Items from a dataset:
---+---
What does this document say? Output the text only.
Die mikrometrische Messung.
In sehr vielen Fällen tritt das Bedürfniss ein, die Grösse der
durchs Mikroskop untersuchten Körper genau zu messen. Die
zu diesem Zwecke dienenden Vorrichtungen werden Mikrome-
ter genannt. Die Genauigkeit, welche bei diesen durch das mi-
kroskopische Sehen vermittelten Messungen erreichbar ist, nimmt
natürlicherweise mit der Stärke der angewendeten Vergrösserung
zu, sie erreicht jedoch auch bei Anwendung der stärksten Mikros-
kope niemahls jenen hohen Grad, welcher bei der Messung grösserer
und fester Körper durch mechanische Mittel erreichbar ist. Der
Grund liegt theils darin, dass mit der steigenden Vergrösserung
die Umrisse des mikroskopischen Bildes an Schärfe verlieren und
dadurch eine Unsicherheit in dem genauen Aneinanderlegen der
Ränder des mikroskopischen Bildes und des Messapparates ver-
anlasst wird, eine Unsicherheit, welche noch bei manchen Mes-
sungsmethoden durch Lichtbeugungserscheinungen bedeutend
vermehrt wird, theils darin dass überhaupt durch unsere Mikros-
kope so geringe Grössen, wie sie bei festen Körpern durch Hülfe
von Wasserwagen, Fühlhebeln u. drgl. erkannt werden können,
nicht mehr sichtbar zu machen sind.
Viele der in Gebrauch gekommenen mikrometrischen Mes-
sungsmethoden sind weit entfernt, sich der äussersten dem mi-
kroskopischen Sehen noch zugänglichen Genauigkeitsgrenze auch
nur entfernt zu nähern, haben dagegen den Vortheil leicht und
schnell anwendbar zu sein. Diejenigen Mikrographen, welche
---+---
List every line in the records above that contains the word "theils".

Grund liegt theils darin, dass mit der steigenden Vergrösserung
vermehrt wird, theils darin dass überhaupt durch unsere Mikros-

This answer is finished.